The problem -> Copy the data exactly; pictures stay out of the copy.

-------

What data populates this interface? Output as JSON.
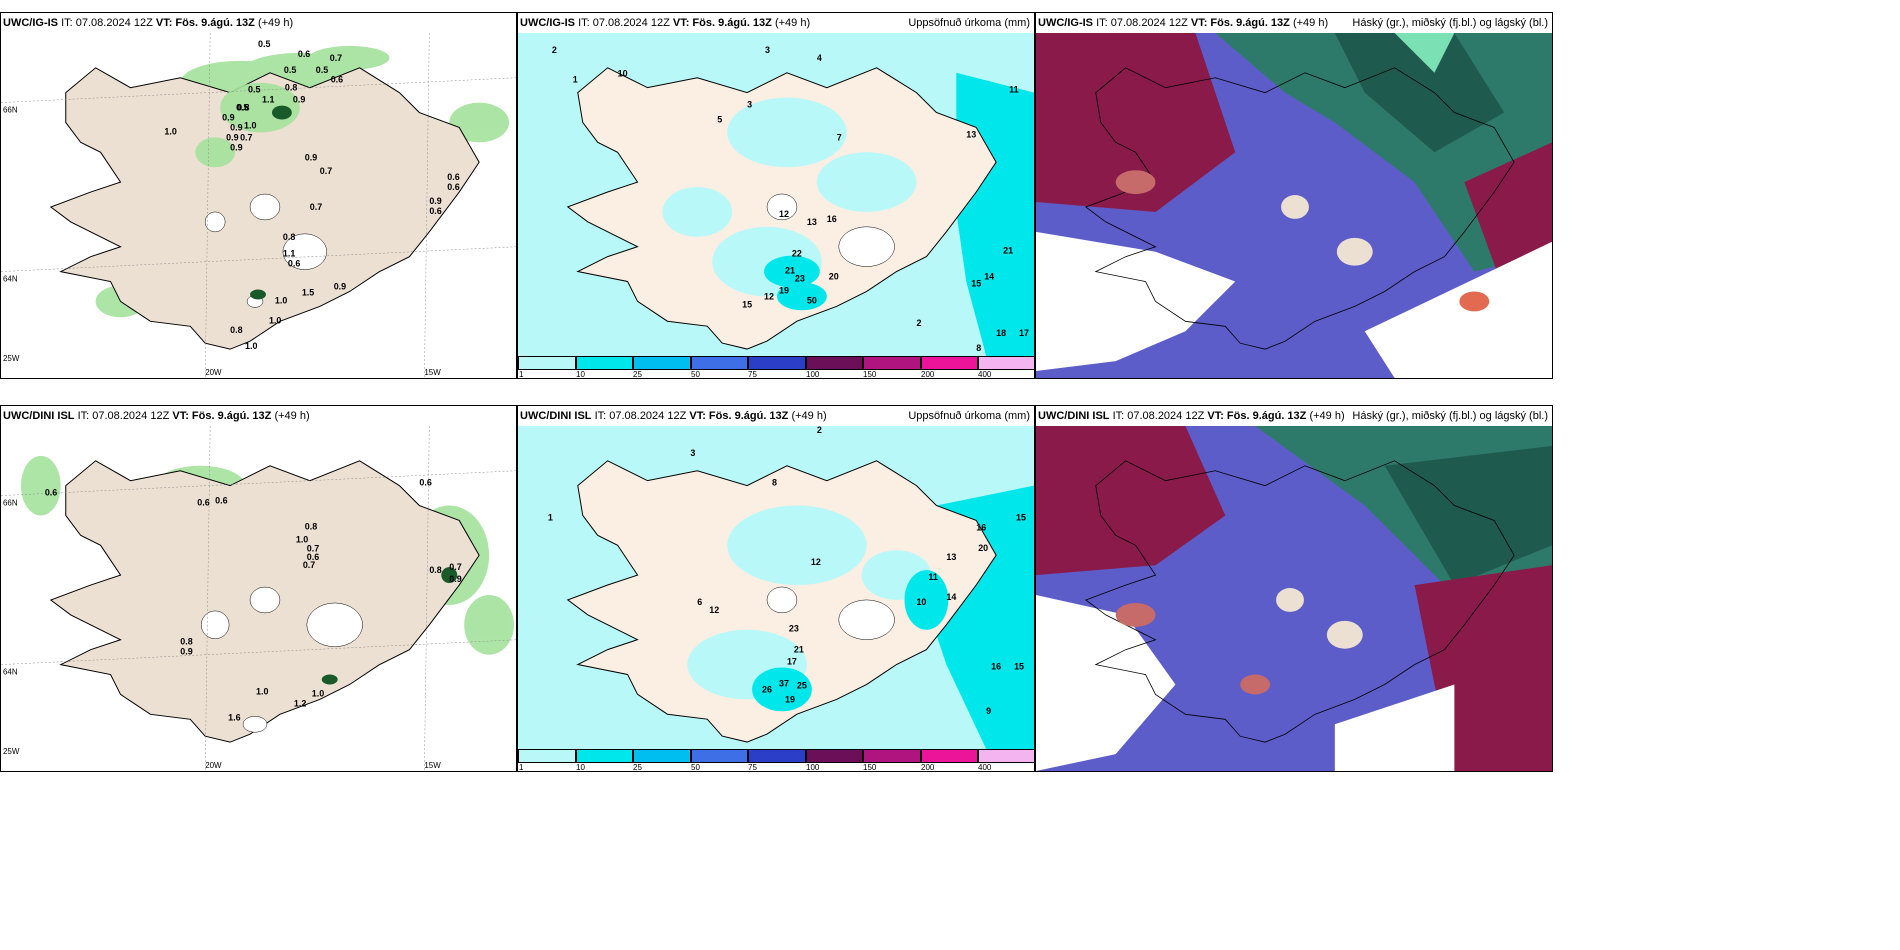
{
  "panels": [
    {
      "model": "UWC/IG-IS",
      "it": "IT: 07.08.2024 12Z",
      "vt_label": "VT:",
      "vt": "Fös. 9.ágú. 13Z",
      "lead": "(+49 h)",
      "right": "",
      "kind": "wind"
    },
    {
      "model": "UWC/IG-IS",
      "it": "IT: 07.08.2024 12Z",
      "vt_label": "VT:",
      "vt": "Fös. 9.ágú. 13Z",
      "lead": "(+49 h)",
      "right": "Uppsöfnuð úrkoma (mm)",
      "kind": "precip"
    },
    {
      "model": "UWC/IG-IS",
      "it": "IT: 07.08.2024 12Z",
      "vt_label": "VT:",
      "vt": "Fös. 9.ágú. 13Z",
      "lead": "(+49 h)",
      "right": "Háský (gr.), miðský (fj.bl.) og lágský (bl.)",
      "kind": "cloud"
    },
    {
      "model": "UWC/DINI ISL",
      "it": "IT: 07.08.2024 12Z",
      "vt_label": "VT:",
      "vt": "Fös. 9.ágú. 13Z",
      "lead": "(+49 h)",
      "right": "",
      "kind": "wind"
    },
    {
      "model": "UWC/DINI ISL",
      "it": "IT: 07.08.2024 12Z",
      "vt_label": "VT:",
      "vt": "Fös. 9.ágú. 13Z",
      "lead": "(+49 h)",
      "right": "Uppsöfnuð úrkoma (mm)",
      "kind": "precip"
    },
    {
      "model": "UWC/DINI ISL",
      "it": "IT: 07.08.2024 12Z",
      "vt_label": "VT:",
      "vt": "Fös. 9.ágú. 13Z",
      "lead": "(+49 h)",
      "right": "Háský (gr.), miðský (fj.bl.) og lágský (bl.)",
      "kind": "cloud"
    }
  ],
  "axis_labels": {
    "lat66": "66N",
    "lat64": "64N",
    "lon25": "25W",
    "lon20": "20W",
    "lon15": "15W"
  },
  "colorbar": {
    "ticks": [
      "1",
      "10",
      "25",
      "50",
      "75",
      "100",
      "150",
      "200",
      "400"
    ],
    "colors": [
      "#b9f8f8",
      "#00e7eb",
      "#00bff0",
      "#3f6fe6",
      "#2b3ec8",
      "#6b0f59",
      "#b0157f",
      "#ec1599",
      "#f4b4f0"
    ]
  },
  "wind_values_top": [
    "0.5",
    "0.6",
    "0.5",
    "0.7",
    "0.5",
    "0.5",
    "0.6",
    "0.5",
    "0.8",
    "1.1",
    "0.9",
    "1.0",
    "0.9",
    "0.8",
    "0.9",
    "1.0",
    "0.9",
    "0.7",
    "0.9",
    "0.9",
    "0.7",
    "0.7",
    "0.6",
    "0.6",
    "0.6",
    "1.1",
    "1.0",
    "1.0",
    "0.8",
    "1.0",
    "0.9",
    "0.9",
    "0.6",
    "1.5",
    "0.8"
  ],
  "wind_values_bottom": [
    "0.6",
    "0.6",
    "0.6",
    "0.6",
    "0.8",
    "1.0",
    "0.7",
    "0.6",
    "0.7",
    "0.8",
    "0.7",
    "0.8",
    "0.9",
    "1.0",
    "1.0",
    "1.2",
    "1.6",
    "0.9"
  ],
  "precip_values_top": [
    "2",
    "3",
    "4",
    "1",
    "10",
    "3",
    "5",
    "7",
    "12",
    "13",
    "16",
    "22",
    "21",
    "23",
    "20",
    "12",
    "19",
    "50",
    "15",
    "21",
    "14",
    "11",
    "13",
    "15",
    "18",
    "17",
    "2",
    "8"
  ],
  "precip_values_bottom": [
    "1",
    "3",
    "2",
    "8",
    "6",
    "12",
    "23",
    "21",
    "17",
    "25",
    "37",
    "26",
    "19",
    "12",
    "15",
    "16",
    "20",
    "13",
    "11",
    "16",
    "15",
    "14",
    "10",
    "9"
  ]
}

-------

Answer in full ->
What data populates this interface? Output as JSON.
{
  "panels": [
    {
      "model": "UWC/IG-IS",
      "it": "IT: 07.08.2024 12Z",
      "vt_label": "VT:",
      "vt": "Fös. 9.ágú. 13Z",
      "lead": "(+49 h)",
      "right": "",
      "kind": "wind"
    },
    {
      "model": "UWC/IG-IS",
      "it": "IT: 07.08.2024 12Z",
      "vt_label": "VT:",
      "vt": "Fös. 9.ágú. 13Z",
      "lead": "(+49 h)",
      "right": "Uppsöfnuð úrkoma (mm)",
      "kind": "precip"
    },
    {
      "model": "UWC/IG-IS",
      "it": "IT: 07.08.2024 12Z",
      "vt_label": "VT:",
      "vt": "Fös. 9.ágú. 13Z",
      "lead": "(+49 h)",
      "right": "Háský (gr.), miðský (fj.bl.) og lágský (bl.)",
      "kind": "cloud"
    },
    {
      "model": "UWC/DINI ISL",
      "it": "IT: 07.08.2024 12Z",
      "vt_label": "VT:",
      "vt": "Fös. 9.ágú. 13Z",
      "lead": "(+49 h)",
      "right": "",
      "kind": "wind"
    },
    {
      "model": "UWC/DINI ISL",
      "it": "IT: 07.08.2024 12Z",
      "vt_label": "VT:",
      "vt": "Fös. 9.ágú. 13Z",
      "lead": "(+49 h)",
      "right": "Uppsöfnuð úrkoma (mm)",
      "kind": "precip"
    },
    {
      "model": "UWC/DINI ISL",
      "it": "IT: 07.08.2024 12Z",
      "vt_label": "VT:",
      "vt": "Fös. 9.ágú. 13Z",
      "lead": "(+49 h)",
      "right": "Háský (gr.), miðský (fj.bl.) og lágský (bl.)",
      "kind": "cloud"
    }
  ],
  "axis_labels": {
    "lat66": "66N",
    "lat64": "64N",
    "lon25": "25W",
    "lon20": "20W",
    "lon15": "15W"
  },
  "colorbar": {
    "ticks": [
      "1",
      "10",
      "25",
      "50",
      "75",
      "100",
      "150",
      "200",
      "400"
    ],
    "colors": [
      "#b9f8f8",
      "#00e7eb",
      "#00bff0",
      "#3f6fe6",
      "#2b3ec8",
      "#6b0f59",
      "#b0157f",
      "#ec1599",
      "#f4b4f0"
    ]
  },
  "wind_values_top": [
    "0.5",
    "0.6",
    "0.5",
    "0.7",
    "0.5",
    "0.5",
    "0.6",
    "0.5",
    "0.8",
    "1.1",
    "0.9",
    "1.0",
    "0.9",
    "0.8",
    "0.9",
    "1.0",
    "0.9",
    "0.7",
    "0.9",
    "0.9",
    "0.7",
    "0.7",
    "0.6",
    "0.6",
    "0.6",
    "1.1",
    "1.0",
    "1.0",
    "0.8",
    "1.0",
    "0.9",
    "0.9",
    "0.6",
    "1.5",
    "0.8"
  ],
  "wind_values_bottom": [
    "0.6",
    "0.6",
    "0.6",
    "0.6",
    "0.8",
    "1.0",
    "0.7",
    "0.6",
    "0.7",
    "0.8",
    "0.7",
    "0.8",
    "0.9",
    "1.0",
    "1.0",
    "1.2",
    "1.6",
    "0.9"
  ],
  "precip_values_top": [
    "2",
    "3",
    "4",
    "1",
    "10",
    "3",
    "5",
    "7",
    "12",
    "13",
    "16",
    "22",
    "21",
    "23",
    "20",
    "12",
    "19",
    "50",
    "15",
    "21",
    "14",
    "11",
    "13",
    "15",
    "18",
    "17",
    "2",
    "8"
  ],
  "precip_values_bottom": [
    "1",
    "3",
    "2",
    "8",
    "6",
    "12",
    "23",
    "21",
    "17",
    "25",
    "37",
    "26",
    "19",
    "12",
    "15",
    "16",
    "20",
    "13",
    "11",
    "16",
    "15",
    "14",
    "10",
    "9"
  ]
}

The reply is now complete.